OBJECTIVE:
Below are records; transcribe only the line with "Convert this screenshot" and those after it, through the last line, without any change.

RECORDED INFORMATION:
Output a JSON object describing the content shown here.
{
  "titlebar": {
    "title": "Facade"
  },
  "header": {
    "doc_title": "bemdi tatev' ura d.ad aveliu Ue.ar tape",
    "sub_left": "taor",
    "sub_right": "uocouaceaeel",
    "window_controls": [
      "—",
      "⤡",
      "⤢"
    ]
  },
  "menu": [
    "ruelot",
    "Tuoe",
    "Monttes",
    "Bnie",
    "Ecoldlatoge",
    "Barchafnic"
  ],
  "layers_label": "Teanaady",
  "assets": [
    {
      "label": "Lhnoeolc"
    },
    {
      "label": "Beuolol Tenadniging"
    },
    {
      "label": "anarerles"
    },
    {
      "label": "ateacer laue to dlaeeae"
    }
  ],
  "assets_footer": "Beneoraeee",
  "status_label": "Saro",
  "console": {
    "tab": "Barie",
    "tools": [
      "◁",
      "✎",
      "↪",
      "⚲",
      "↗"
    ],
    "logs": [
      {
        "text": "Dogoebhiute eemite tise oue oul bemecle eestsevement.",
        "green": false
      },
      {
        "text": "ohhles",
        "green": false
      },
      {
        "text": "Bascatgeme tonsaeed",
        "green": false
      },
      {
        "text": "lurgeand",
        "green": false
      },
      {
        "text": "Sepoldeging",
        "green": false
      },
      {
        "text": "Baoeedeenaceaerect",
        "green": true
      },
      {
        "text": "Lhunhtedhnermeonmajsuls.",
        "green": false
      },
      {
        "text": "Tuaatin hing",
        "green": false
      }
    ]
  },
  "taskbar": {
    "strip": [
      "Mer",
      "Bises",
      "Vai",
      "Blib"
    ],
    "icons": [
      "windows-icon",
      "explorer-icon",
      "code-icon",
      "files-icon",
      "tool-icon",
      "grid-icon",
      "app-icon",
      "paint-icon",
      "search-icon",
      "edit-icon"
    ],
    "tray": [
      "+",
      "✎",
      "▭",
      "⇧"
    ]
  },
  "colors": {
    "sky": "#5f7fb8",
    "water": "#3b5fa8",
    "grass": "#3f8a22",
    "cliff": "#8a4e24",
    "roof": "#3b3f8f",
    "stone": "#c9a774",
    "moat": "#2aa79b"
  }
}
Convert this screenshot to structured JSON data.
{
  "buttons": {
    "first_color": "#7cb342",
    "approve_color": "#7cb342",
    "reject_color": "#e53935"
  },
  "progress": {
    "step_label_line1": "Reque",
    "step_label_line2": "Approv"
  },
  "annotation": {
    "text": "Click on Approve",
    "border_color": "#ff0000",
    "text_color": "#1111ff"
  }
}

RESPONSE:
Convert this screenshot to structured JSON data.
{
  "buttons": {
    "first_color": "#7cb342",
    "approve_color": "#7cb342",
    "reject_color": "#e53935"
  },
  "progress": {
    "step_label_line1": "Reque",
    "step_label_line2": "Approv"
  },
  "annotation": {
    "text": "Click on Approve",
    "border_color": "#ff0000",
    "text_color": "#1111ff"
  }
}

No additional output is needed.